Exactly repeat the full listing that follows.
━━━ DATA SUPPLIED ━━━
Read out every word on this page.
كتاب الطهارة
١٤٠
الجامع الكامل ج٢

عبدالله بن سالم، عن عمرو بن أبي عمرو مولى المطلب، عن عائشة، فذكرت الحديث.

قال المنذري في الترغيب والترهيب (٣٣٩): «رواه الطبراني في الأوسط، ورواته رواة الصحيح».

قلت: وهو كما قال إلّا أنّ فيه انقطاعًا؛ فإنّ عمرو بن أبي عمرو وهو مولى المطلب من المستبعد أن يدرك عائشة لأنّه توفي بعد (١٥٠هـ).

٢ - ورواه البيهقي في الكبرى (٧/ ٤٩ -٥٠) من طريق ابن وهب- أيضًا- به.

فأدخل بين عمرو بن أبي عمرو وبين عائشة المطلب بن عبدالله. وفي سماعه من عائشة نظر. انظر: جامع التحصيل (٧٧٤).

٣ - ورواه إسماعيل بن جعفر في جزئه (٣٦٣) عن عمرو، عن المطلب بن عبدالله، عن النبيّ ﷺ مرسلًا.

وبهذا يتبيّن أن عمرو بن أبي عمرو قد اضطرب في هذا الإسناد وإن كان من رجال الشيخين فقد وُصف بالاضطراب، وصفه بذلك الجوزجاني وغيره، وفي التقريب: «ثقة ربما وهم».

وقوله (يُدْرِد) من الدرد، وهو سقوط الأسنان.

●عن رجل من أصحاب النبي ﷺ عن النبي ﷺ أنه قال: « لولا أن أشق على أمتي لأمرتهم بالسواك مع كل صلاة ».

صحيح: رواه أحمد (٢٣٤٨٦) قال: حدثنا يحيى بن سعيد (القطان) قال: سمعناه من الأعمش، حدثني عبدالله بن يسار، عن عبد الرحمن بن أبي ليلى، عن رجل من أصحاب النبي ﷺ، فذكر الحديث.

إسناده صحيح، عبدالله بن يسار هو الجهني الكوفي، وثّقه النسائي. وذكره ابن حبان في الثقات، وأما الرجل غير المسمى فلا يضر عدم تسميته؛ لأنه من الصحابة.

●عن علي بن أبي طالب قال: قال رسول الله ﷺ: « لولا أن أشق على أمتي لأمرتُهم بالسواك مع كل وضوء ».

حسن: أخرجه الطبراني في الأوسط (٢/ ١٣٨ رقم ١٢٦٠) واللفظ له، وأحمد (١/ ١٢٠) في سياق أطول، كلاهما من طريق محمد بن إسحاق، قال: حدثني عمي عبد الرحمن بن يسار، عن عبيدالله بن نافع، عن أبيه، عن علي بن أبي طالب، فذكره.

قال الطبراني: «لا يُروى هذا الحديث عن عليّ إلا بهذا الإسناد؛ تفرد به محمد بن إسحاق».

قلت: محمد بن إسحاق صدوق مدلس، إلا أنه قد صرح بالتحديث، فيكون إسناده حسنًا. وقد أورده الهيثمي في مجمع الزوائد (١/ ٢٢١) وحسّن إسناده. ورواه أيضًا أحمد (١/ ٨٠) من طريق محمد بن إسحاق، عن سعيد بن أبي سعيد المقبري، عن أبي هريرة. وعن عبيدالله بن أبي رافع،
━━━
• [EXERCISE SOLUTION]
Read out every word on this page.
كتاب الطهارة
١٤٠
الجامع الكامل ج٢

عبدالله بن سالم، عن عمرو بن أبي عمرو مولى المطلب، عن عائشة، فذكرت الحديث.

قال المنذري في الترغيب والترهيب (٣٣٩): «رواه الطبراني في الأوسط، ورواته رواة الصحيح».

قلت: وهو كما قال إلّا أنّ فيه انقطاعًا؛ فإنّ عمرو بن أبي عمرو وهو مولى المطلب من المستبعد أن يدرك عائشة لأنّه توفي بعد (١٥٠هـ).

٢ - ورواه البيهقي في الكبرى (٧/ ٤٩ -٥٠) من طريق ابن وهب- أيضًا- به.

فأدخل بين عمرو بن أبي عمرو وبين عائشة المطلب بن عبدالله. وفي سماعه من عائشة نظر. انظر: جامع التحصيل (٧٧٤).

٣ - ورواه إسماعيل بن جعفر في جزئه (٣٦٣) عن عمرو، عن المطلب بن عبدالله، عن النبيّ ﷺ مرسلًا.

وبهذا يتبيّن أن عمرو بن أبي عمرو قد اضطرب في هذا الإسناد وإن كان من رجال الشيخين فقد وُصف بالاضطراب، وصفه بذلك الجوزجاني وغيره، وفي التقريب: «ثقة ربما وهم».

وقوله (يُدْرِد) من الدرد، وهو سقوط الأسنان.

●عن رجل من أصحاب النبي ﷺ عن النبي ﷺ أنه قال: « لولا أن أشق على أمتي لأمرتهم بالسواك مع كل صلاة ».

صحيح: رواه أحمد (٢٣٤٨٦) قال: حدثنا يحيى بن سعيد (القطان) قال: سمعناه من الأعمش، حدثني عبدالله بن يسار، عن عبد الرحمن بن أبي ليلى، عن رجل من أصحاب النبي ﷺ، فذكر الحديث.

إسناده صحيح، عبدالله بن يسار هو الجهني الكوفي، وثّقه النسائي. وذكره ابن حبان في الثقات، وأما الرجل غير المسمى فلا يضر عدم تسميته؛ لأنه من الصحابة.

●عن علي بن أبي طالب قال: قال رسول الله ﷺ: « لولا أن أشق على أمتي لأمرتُهم بالسواك مع كل وضوء ».

حسن: أخرجه الطبراني في الأوسط (٢/ ١٣٨ رقم ١٢٦٠) واللفظ له، وأحمد (١/ ١٢٠) في سياق أطول، كلاهما من طريق محمد بن إسحاق، قال: حدثني عمي عبد الرحمن بن يسار، عن عبيدالله بن نافع، عن أبيه، عن علي بن أبي طالب، فذكره.

قال الطبراني: «لا يُروى هذا الحديث عن عليّ إلا بهذا الإسناد؛ تفرد به محمد بن إسحاق».

قلت: محمد بن إسحاق صدوق مدلس، إلا أنه قد صرح بالتحديث، فيكون إسناده حسنًا. وقد أورده الهيثمي في مجمع الزوائد (١/ ٢٢١) وحسّن إسناده. ورواه أيضًا أحمد (١/ ٨٠) من طريق محمد بن إسحاق، عن سعيد بن أبي سعيد المقبري، عن أبي هريرة. وعن عبيدالله بن أبي رافع،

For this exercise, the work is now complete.